◆ The problem: Every line of the data must be copied exactly.

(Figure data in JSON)

▶

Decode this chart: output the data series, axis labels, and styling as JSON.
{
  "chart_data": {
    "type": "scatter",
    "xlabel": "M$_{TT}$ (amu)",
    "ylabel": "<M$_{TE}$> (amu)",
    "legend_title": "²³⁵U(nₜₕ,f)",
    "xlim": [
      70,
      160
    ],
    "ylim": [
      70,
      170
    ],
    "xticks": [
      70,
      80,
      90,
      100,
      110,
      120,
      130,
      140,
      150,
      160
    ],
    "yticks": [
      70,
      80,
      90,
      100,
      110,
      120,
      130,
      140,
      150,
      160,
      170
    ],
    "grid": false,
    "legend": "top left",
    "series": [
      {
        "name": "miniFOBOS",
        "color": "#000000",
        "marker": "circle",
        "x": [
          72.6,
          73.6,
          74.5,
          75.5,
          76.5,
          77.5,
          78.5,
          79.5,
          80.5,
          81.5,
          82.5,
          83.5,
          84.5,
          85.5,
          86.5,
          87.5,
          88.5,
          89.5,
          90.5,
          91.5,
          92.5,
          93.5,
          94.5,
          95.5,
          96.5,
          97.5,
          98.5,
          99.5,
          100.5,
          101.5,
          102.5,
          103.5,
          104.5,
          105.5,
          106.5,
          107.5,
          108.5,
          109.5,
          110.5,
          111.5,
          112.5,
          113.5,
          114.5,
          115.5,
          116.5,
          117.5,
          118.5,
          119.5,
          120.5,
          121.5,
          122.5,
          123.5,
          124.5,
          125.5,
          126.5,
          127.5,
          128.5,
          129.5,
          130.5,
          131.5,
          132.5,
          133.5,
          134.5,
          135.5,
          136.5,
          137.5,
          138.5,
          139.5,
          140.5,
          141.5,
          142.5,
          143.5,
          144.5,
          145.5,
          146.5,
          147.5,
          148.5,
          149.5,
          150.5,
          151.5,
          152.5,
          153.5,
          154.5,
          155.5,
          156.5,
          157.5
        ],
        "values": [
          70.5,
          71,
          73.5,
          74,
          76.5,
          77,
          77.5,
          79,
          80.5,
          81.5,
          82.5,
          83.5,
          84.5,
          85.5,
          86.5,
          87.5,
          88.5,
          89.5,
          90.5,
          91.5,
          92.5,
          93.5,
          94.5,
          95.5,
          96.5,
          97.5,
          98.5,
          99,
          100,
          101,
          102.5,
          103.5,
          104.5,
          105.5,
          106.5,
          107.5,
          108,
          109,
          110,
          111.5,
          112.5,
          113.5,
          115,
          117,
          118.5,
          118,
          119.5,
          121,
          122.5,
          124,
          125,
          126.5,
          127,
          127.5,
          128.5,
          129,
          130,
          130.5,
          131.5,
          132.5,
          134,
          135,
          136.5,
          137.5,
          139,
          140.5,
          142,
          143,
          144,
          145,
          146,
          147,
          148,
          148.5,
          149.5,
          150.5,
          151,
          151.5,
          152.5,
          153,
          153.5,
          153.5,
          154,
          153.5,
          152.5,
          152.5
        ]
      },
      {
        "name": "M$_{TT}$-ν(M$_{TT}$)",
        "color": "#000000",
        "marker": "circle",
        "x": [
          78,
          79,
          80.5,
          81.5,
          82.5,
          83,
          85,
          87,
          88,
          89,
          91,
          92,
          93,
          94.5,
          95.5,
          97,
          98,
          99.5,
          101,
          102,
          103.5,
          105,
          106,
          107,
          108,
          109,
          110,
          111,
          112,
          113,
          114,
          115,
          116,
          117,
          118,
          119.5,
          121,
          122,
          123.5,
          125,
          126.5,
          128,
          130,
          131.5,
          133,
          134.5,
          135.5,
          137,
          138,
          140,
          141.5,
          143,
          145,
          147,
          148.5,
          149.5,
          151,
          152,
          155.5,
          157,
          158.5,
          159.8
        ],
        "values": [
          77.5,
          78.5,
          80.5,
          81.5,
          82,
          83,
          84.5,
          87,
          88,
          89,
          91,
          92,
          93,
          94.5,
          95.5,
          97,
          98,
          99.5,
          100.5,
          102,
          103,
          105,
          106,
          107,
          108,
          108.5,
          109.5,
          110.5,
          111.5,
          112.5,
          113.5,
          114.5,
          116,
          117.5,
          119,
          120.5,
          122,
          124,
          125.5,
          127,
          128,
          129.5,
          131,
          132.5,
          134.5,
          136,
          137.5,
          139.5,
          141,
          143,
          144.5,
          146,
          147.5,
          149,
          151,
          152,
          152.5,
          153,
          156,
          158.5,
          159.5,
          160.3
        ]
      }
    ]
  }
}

◀

◆ The answer:
Decode this chart: output the data series, axis labels, and styling as JSON.
{
  "chart_data": {
    "type": "scatter",
    "xlabel": "M$_{TT}$ (amu)",
    "ylabel": "<M$_{TE}$> (amu)",
    "legend_title": "²³⁵U(nₜₕ,f)",
    "xlim": [
      70,
      160
    ],
    "ylim": [
      70,
      170
    ],
    "xticks": [
      70,
      80,
      90,
      100,
      110,
      120,
      130,
      140,
      150,
      160
    ],
    "yticks": [
      70,
      80,
      90,
      100,
      110,
      120,
      130,
      140,
      150,
      160,
      170
    ],
    "grid": false,
    "legend": "top left",
    "series": [
      {
        "name": "miniFOBOS",
        "color": "#000000",
        "marker": "circle",
        "x": [
          72.6,
          73.6,
          74.5,
          75.5,
          76.5,
          77.5,
          78.5,
          79.5,
          80.5,
          81.5,
          82.5,
          83.5,
          84.5,
          85.5,
          86.5,
          87.5,
          88.5,
          89.5,
          90.5,
          91.5,
          92.5,
          93.5,
          94.5,
          95.5,
          96.5,
          97.5,
          98.5,
          99.5,
          100.5,
          101.5,
          102.5,
          103.5,
          104.5,
          105.5,
          106.5,
          107.5,
          108.5,
          109.5,
          110.5,
          111.5,
          112.5,
          113.5,
          114.5,
          115.5,
          116.5,
          117.5,
          118.5,
          119.5,
          120.5,
          121.5,
          122.5,
          123.5,
          124.5,
          125.5,
          126.5,
          127.5,
          128.5,
          129.5,
          130.5,
          131.5,
          132.5,
          133.5,
          134.5,
          135.5,
          136.5,
          137.5,
          138.5,
          139.5,
          140.5,
          141.5,
          142.5,
          143.5,
          144.5,
          145.5,
          146.5,
          147.5,
          148.5,
          149.5,
          150.5,
          151.5,
          152.5,
          153.5,
          154.5,
          155.5,
          156.5,
          157.5
        ],
        "values": [
          70.5,
          71,
          73.5,
          74,
          76.5,
          77,
          77.5,
          79,
          80.5,
          81.5,
          82.5,
          83.5,
          84.5,
          85.5,
          86.5,
          87.5,
          88.5,
          89.5,
          90.5,
          91.5,
          92.5,
          93.5,
          94.5,
          95.5,
          96.5,
          97.5,
          98.5,
          99,
          100,
          101,
          102.5,
          103.5,
          104.5,
          105.5,
          106.5,
          107.5,
          108,
          109,
          110,
          111.5,
          112.5,
          113.5,
          115,
          117,
          118.5,
          118,
          119.5,
          121,
          122.5,
          124,
          125,
          126.5,
          127,
          127.5,
          128.5,
          129,
          130,
          130.5,
          131.5,
          132.5,
          134,
          135,
          136.5,
          137.5,
          139,
          140.5,
          142,
          143,
          144,
          145,
          146,
          147,
          148,
          148.5,
          149.5,
          150.5,
          151,
          151.5,
          152.5,
          153,
          153.5,
          153.5,
          154,
          153.5,
          152.5,
          152.5
        ]
      },
      {
        "name": "M$_{TT}$-ν(M$_{TT}$)",
        "color": "#000000",
        "marker": "circle",
        "x": [
          78,
          79,
          80.5,
          81.5,
          82.5,
          83,
          85,
          87,
          88,
          89,
          91,
          92,
          93,
          94.5,
          95.5,
          97,
          98,
          99.5,
          101,
          102,
          103.5,
          105,
          106,
          107,
          108,
          109,
          110,
          111,
          112,
          113,
          114,
          115,
          116,
          117,
          118,
          119.5,
          121,
          122,
          123.5,
          125,
          126.5,
          128,
          130,
          131.5,
          133,
          134.5,
          135.5,
          137,
          138,
          140,
          141.5,
          143,
          145,
          147,
          148.5,
          149.5,
          151,
          152,
          155.5,
          157,
          158.5,
          159.8
        ],
        "values": [
          77.5,
          78.5,
          80.5,
          81.5,
          82,
          83,
          84.5,
          87,
          88,
          89,
          91,
          92,
          93,
          94.5,
          95.5,
          97,
          98,
          99.5,
          100.5,
          102,
          103,
          105,
          106,
          107,
          108,
          108.5,
          109.5,
          110.5,
          111.5,
          112.5,
          113.5,
          114.5,
          116,
          117.5,
          119,
          120.5,
          122,
          124,
          125.5,
          127,
          128,
          129.5,
          131,
          132.5,
          134.5,
          136,
          137.5,
          139.5,
          141,
          143,
          144.5,
          146,
          147.5,
          149,
          151,
          152,
          152.5,
          153,
          156,
          158.5,
          159.5,
          160.3
        ]
      }
    ]
  }
}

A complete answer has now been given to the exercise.